* Start *

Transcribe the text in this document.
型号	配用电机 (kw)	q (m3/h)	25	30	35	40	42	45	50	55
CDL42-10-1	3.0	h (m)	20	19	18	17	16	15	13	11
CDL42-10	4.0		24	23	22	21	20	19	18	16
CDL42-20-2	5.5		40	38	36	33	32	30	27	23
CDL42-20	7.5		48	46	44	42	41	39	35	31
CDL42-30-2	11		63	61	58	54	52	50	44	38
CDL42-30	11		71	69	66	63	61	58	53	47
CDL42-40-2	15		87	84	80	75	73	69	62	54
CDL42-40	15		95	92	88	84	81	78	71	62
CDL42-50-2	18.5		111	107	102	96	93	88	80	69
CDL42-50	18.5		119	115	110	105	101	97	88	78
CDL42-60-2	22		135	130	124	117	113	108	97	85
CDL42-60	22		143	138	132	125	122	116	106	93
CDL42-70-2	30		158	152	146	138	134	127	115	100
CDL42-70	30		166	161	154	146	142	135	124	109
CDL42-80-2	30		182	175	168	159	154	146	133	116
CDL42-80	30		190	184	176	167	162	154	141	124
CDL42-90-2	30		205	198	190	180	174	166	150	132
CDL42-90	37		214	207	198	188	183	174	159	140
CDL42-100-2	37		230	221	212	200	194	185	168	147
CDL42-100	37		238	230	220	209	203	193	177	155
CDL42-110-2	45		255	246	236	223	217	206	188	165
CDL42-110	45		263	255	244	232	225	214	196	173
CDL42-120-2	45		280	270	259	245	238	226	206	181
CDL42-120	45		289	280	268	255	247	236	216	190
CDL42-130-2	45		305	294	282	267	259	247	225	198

* End *

▶ **Written instruction**
The data above must be returned in full, exactly as written.

▶ **Answer**
Transcribe the text in this document.
型号	配用电机 (kw)	q (m3/h)	25	30	35	40	42	45	50	55
CDL42-10-1	3.0	h (m)	20	19	18	17	16	15	13	11
CDL42-10	4.0		24	23	22	21	20	19	18	16
CDL42-20-2	5.5		40	38	36	33	32	30	27	23
CDL42-20	7.5		48	46	44	42	41	39	35	31
CDL42-30-2	11		63	61	58	54	52	50	44	38
CDL42-30	11		71	69	66	63	61	58	53	47
CDL42-40-2	15		87	84	80	75	73	69	62	54
CDL42-40	15		95	92	88	84	81	78	71	62
CDL42-50-2	18.5		111	107	102	96	93	88	80	69
CDL42-50	18.5		119	115	110	105	101	97	88	78
CDL42-60-2	22		135	130	124	117	113	108	97	85
CDL42-60	22		143	138	132	125	122	116	106	93
CDL42-70-2	30		158	152	146	138	134	127	115	100
CDL42-70	30		166	161	154	146	142	135	124	109
CDL42-80-2	30		182	175	168	159	154	146	133	116
CDL42-80	30		190	184	176	167	162	154	141	124
CDL42-90-2	30		205	198	190	180	174	166	150	132
CDL42-90	37		214	207	198	188	183	174	159	140
CDL42-100-2	37		230	221	212	200	194	185	168	147
CDL42-100	37		238	230	220	209	203	193	177	155
CDL42-110-2	45		255	246	236	223	217	206	188	165
CDL42-110	45		263	255	244	232	225	214	196	173
CDL42-120-2	45		280	270	259	245	238	226	206	181
CDL42-120	45		289	280	268	255	247	236	216	190
CDL42-130-2	45		305	294	282	267	259	247	225	198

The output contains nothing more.